_REQUEST_: Copy out every line of the entries below without changing anything.

** BEGIN AVAILABLE RECORDS **

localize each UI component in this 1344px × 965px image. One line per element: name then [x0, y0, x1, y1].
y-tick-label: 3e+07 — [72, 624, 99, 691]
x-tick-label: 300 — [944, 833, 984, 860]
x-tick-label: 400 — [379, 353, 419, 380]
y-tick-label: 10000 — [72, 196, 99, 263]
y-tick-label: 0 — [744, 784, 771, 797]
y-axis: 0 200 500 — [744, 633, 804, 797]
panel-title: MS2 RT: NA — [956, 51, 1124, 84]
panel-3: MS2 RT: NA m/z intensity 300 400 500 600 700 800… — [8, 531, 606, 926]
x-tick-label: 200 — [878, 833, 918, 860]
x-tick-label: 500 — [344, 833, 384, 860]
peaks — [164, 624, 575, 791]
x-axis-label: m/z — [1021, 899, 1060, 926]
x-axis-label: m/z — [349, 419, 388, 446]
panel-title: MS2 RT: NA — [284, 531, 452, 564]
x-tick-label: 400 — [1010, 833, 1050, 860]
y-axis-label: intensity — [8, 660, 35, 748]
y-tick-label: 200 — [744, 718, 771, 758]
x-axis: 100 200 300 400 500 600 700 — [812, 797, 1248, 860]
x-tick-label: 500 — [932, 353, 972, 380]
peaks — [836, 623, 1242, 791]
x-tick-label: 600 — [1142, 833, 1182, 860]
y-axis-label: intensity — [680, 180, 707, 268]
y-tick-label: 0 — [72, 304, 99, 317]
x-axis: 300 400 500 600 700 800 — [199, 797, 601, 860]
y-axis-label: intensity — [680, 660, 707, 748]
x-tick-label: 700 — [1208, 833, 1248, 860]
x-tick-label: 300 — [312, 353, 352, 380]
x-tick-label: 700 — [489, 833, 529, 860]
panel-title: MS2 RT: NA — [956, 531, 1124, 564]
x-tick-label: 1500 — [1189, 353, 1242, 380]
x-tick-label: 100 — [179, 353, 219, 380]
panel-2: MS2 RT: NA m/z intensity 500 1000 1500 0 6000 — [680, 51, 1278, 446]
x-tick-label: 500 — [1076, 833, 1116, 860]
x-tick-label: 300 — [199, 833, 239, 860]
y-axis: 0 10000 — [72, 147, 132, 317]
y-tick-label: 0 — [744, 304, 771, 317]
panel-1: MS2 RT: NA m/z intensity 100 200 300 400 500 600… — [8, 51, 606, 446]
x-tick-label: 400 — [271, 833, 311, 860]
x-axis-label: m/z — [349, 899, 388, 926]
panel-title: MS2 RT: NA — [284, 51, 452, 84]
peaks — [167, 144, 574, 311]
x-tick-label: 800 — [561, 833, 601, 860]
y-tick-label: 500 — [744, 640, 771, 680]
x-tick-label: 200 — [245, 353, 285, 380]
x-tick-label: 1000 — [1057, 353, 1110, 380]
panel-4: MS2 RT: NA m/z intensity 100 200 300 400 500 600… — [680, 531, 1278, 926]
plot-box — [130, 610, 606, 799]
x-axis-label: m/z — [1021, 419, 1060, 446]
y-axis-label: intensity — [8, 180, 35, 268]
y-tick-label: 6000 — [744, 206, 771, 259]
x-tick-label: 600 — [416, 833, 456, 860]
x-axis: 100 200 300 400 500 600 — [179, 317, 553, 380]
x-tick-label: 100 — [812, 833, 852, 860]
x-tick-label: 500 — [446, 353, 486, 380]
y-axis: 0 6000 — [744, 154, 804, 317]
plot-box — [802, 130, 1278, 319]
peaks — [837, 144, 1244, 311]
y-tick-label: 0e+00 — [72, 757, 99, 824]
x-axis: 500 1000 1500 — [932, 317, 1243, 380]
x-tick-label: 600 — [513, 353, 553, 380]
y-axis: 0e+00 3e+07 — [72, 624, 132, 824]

** END AVAILABLE RECORDS **

_WRITTEN RESPONSE_:
localize each UI component in this 1344px × 965px image. One line per element: name then [x0, y0, x1, y1].
y-tick-label: 3e+07 — [72, 624, 99, 691]
x-tick-label: 300 — [944, 833, 984, 860]
x-tick-label: 400 — [379, 353, 419, 380]
y-tick-label: 10000 — [72, 196, 99, 263]
y-tick-label: 0 — [744, 784, 771, 797]
y-axis: 0 200 500 — [744, 633, 804, 797]
panel-title: MS2 RT: NA — [956, 51, 1124, 84]
panel-3: MS2 RT: NA m/z intensity 300 400 500 600 700 800… — [8, 531, 606, 926]
x-tick-label: 200 — [878, 833, 918, 860]
x-tick-label: 500 — [344, 833, 384, 860]
peaks — [164, 624, 575, 791]
x-axis-label: m/z — [1021, 899, 1060, 926]
x-axis-label: m/z — [349, 419, 388, 446]
panel-title: MS2 RT: NA — [284, 531, 452, 564]
x-tick-label: 400 — [1010, 833, 1050, 860]
y-axis-label: intensity — [8, 660, 35, 748]
y-tick-label: 200 — [744, 718, 771, 758]
x-axis: 100 200 300 400 500 600 700 — [812, 797, 1248, 860]
x-tick-label: 500 — [932, 353, 972, 380]
peaks — [836, 623, 1242, 791]
x-tick-label: 600 — [1142, 833, 1182, 860]
y-axis-label: intensity — [680, 180, 707, 268]
y-tick-label: 0 — [72, 304, 99, 317]
x-axis: 300 400 500 600 700 800 — [199, 797, 601, 860]
y-axis-label: intensity — [680, 660, 707, 748]
x-tick-label: 700 — [1208, 833, 1248, 860]
x-tick-label: 300 — [312, 353, 352, 380]
x-tick-label: 700 — [489, 833, 529, 860]
panel-title: MS2 RT: NA — [956, 531, 1124, 564]
x-tick-label: 1500 — [1189, 353, 1242, 380]
x-tick-label: 100 — [179, 353, 219, 380]
panel-2: MS2 RT: NA m/z intensity 500 1000 1500 0 6000 — [680, 51, 1278, 446]
x-tick-label: 500 — [1076, 833, 1116, 860]
x-tick-label: 300 — [199, 833, 239, 860]
y-axis: 0 10000 — [72, 147, 132, 317]
y-tick-label: 0 — [744, 304, 771, 317]
panel-1: MS2 RT: NA m/z intensity 100 200 300 400 500 600… — [8, 51, 606, 446]
x-tick-label: 400 — [271, 833, 311, 860]
x-axis-label: m/z — [349, 899, 388, 926]
panel-title: MS2 RT: NA — [284, 51, 452, 84]
peaks — [167, 144, 574, 311]
x-tick-label: 800 — [561, 833, 601, 860]
y-tick-label: 500 — [744, 640, 771, 680]
x-tick-label: 200 — [245, 353, 285, 380]
x-tick-label: 1000 — [1057, 353, 1110, 380]
panel-4: MS2 RT: NA m/z intensity 100 200 300 400 500 600… — [680, 531, 1278, 926]
plot-box — [130, 610, 606, 799]
x-axis-label: m/z — [1021, 419, 1060, 446]
y-axis-label: intensity — [8, 180, 35, 268]
y-tick-label: 6000 — [744, 206, 771, 259]
x-tick-label: 600 — [416, 833, 456, 860]
x-axis: 100 200 300 400 500 600 — [179, 317, 553, 380]
x-tick-label: 100 — [812, 833, 852, 860]
x-tick-label: 500 — [446, 353, 486, 380]
y-axis: 0 6000 — [744, 154, 804, 317]
plot-box — [802, 130, 1278, 319]
peaks — [837, 144, 1244, 311]
y-tick-label: 0e+00 — [72, 757, 99, 824]
x-axis: 500 1000 1500 — [932, 317, 1243, 380]
x-tick-label: 600 — [513, 353, 553, 380]
y-axis: 0e+00 3e+07 — [72, 624, 132, 824]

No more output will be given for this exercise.